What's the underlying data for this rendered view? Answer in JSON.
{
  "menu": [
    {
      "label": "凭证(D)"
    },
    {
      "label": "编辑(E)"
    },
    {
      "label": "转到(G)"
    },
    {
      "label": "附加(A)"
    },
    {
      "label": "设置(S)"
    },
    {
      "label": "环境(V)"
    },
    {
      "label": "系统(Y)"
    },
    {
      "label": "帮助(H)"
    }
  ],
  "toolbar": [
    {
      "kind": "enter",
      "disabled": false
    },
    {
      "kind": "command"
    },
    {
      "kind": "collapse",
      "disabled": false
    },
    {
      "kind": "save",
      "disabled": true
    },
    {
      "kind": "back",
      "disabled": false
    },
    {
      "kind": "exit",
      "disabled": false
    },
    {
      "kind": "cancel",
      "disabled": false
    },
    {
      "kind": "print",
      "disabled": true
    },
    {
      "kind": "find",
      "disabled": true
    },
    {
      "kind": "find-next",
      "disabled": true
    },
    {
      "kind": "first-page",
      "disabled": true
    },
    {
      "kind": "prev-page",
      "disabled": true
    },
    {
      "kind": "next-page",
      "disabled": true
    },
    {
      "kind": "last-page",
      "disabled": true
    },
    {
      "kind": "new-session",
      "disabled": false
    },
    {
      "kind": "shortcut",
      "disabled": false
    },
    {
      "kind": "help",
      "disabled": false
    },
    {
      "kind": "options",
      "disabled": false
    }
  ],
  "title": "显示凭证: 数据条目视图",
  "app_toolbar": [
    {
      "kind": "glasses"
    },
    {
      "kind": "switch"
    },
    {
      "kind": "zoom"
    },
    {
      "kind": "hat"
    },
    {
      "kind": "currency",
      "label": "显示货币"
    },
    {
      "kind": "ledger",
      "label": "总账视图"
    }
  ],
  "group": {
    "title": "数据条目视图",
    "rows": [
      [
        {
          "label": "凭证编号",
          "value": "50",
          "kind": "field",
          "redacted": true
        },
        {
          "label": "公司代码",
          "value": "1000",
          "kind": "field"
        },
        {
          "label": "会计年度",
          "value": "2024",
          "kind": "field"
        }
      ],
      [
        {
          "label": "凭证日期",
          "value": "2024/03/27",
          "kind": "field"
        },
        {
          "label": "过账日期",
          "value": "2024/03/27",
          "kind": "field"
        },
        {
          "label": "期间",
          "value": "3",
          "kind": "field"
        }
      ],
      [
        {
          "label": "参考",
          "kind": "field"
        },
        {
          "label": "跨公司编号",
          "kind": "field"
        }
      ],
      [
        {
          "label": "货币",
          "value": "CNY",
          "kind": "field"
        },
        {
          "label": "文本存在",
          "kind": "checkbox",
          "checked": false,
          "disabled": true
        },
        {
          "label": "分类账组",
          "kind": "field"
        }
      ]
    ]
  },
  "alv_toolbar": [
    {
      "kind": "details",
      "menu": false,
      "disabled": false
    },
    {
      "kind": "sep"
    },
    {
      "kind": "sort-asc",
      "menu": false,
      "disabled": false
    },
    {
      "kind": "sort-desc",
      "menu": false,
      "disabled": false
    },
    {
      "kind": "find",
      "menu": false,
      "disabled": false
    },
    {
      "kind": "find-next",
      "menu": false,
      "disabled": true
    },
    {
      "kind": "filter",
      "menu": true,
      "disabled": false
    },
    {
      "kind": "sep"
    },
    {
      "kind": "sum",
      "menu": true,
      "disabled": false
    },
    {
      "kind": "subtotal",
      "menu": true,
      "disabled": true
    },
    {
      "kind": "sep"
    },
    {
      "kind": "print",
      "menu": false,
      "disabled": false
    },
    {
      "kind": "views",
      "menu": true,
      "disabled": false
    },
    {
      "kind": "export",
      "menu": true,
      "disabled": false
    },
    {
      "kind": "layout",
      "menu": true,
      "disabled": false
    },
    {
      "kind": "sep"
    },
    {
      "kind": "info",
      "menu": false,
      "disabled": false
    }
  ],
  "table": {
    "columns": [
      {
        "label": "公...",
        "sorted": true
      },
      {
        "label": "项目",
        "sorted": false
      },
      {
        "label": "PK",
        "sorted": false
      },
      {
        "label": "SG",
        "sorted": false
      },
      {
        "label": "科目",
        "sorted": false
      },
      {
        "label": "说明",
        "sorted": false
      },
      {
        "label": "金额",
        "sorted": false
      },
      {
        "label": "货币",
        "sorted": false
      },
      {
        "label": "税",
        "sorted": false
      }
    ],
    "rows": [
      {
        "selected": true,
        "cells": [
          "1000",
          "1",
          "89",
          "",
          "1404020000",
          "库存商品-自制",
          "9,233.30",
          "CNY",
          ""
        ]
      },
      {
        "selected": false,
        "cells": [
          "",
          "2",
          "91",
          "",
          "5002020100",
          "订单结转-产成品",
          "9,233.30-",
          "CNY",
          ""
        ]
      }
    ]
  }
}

********

■ EXERCISE BRIEF
All of the data shown above must be copied exactly.

■ EXERCISE SOLUTION
What's the underlying data for this rendered view? Answer in JSON.
{
  "menu": [
    {
      "label": "凭证(D)"
    },
    {
      "label": "编辑(E)"
    },
    {
      "label": "转到(G)"
    },
    {
      "label": "附加(A)"
    },
    {
      "label": "设置(S)"
    },
    {
      "label": "环境(V)"
    },
    {
      "label": "系统(Y)"
    },
    {
      "label": "帮助(H)"
    }
  ],
  "toolbar": [
    {
      "kind": "enter",
      "disabled": false
    },
    {
      "kind": "command"
    },
    {
      "kind": "collapse",
      "disabled": false
    },
    {
      "kind": "save",
      "disabled": true
    },
    {
      "kind": "back",
      "disabled": false
    },
    {
      "kind": "exit",
      "disabled": false
    },
    {
      "kind": "cancel",
      "disabled": false
    },
    {
      "kind": "print",
      "disabled": true
    },
    {
      "kind": "find",
      "disabled": true
    },
    {
      "kind": "find-next",
      "disabled": true
    },
    {
      "kind": "first-page",
      "disabled": true
    },
    {
      "kind": "prev-page",
      "disabled": true
    },
    {
      "kind": "next-page",
      "disabled": true
    },
    {
      "kind": "last-page",
      "disabled": true
    },
    {
      "kind": "new-session",
      "disabled": false
    },
    {
      "kind": "shortcut",
      "disabled": false
    },
    {
      "kind": "help",
      "disabled": false
    },
    {
      "kind": "options",
      "disabled": false
    }
  ],
  "title": "显示凭证: 数据条目视图",
  "app_toolbar": [
    {
      "kind": "glasses"
    },
    {
      "kind": "switch"
    },
    {
      "kind": "zoom"
    },
    {
      "kind": "hat"
    },
    {
      "kind": "currency",
      "label": "显示货币"
    },
    {
      "kind": "ledger",
      "label": "总账视图"
    }
  ],
  "group": {
    "title": "数据条目视图",
    "rows": [
      [
        {
          "label": "凭证编号",
          "value": "50",
          "kind": "field",
          "redacted": true
        },
        {
          "label": "公司代码",
          "value": "1000",
          "kind": "field"
        },
        {
          "label": "会计年度",
          "value": "2024",
          "kind": "field"
        }
      ],
      [
        {
          "label": "凭证日期",
          "value": "2024/03/27",
          "kind": "field"
        },
        {
          "label": "过账日期",
          "value": "2024/03/27",
          "kind": "field"
        },
        {
          "label": "期间",
          "value": "3",
          "kind": "field"
        }
      ],
      [
        {
          "label": "参考",
          "kind": "field"
        },
        {
          "label": "跨公司编号",
          "kind": "field"
        }
      ],
      [
        {
          "label": "货币",
          "value": "CNY",
          "kind": "field"
        },
        {
          "label": "文本存在",
          "kind": "checkbox",
          "checked": false,
          "disabled": true
        },
        {
          "label": "分类账组",
          "kind": "field"
        }
      ]
    ]
  },
  "alv_toolbar": [
    {
      "kind": "details",
      "menu": false,
      "disabled": false
    },
    {
      "kind": "sep"
    },
    {
      "kind": "sort-asc",
      "menu": false,
      "disabled": false
    },
    {
      "kind": "sort-desc",
      "menu": false,
      "disabled": false
    },
    {
      "kind": "find",
      "menu": false,
      "disabled": false
    },
    {
      "kind": "find-next",
      "menu": false,
      "disabled": true
    },
    {
      "kind": "filter",
      "menu": true,
      "disabled": false
    },
    {
      "kind": "sep"
    },
    {
      "kind": "sum",
      "menu": true,
      "disabled": false
    },
    {
      "kind": "subtotal",
      "menu": true,
      "disabled": true
    },
    {
      "kind": "sep"
    },
    {
      "kind": "print",
      "menu": false,
      "disabled": false
    },
    {
      "kind": "views",
      "menu": true,
      "disabled": false
    },
    {
      "kind": "export",
      "menu": true,
      "disabled": false
    },
    {
      "kind": "layout",
      "menu": true,
      "disabled": false
    },
    {
      "kind": "sep"
    },
    {
      "kind": "info",
      "menu": false,
      "disabled": false
    }
  ],
  "table": {
    "columns": [
      {
        "label": "公...",
        "sorted": true
      },
      {
        "label": "项目",
        "sorted": false
      },
      {
        "label": "PK",
        "sorted": false
      },
      {
        "label": "SG",
        "sorted": false
      },
      {
        "label": "科目",
        "sorted": false
      },
      {
        "label": "说明",
        "sorted": false
      },
      {
        "label": "金额",
        "sorted": false
      },
      {
        "label": "货币",
        "sorted": false
      },
      {
        "label": "税",
        "sorted": false
      }
    ],
    "rows": [
      {
        "selected": true,
        "cells": [
          "1000",
          "1",
          "89",
          "",
          "1404020000",
          "库存商品-自制",
          "9,233.30",
          "CNY",
          ""
        ]
      },
      {
        "selected": false,
        "cells": [
          "",
          "2",
          "91",
          "",
          "5002020100",
          "订单结转-产成品",
          "9,233.30-",
          "CNY",
          ""
        ]
      }
    ]
  }
}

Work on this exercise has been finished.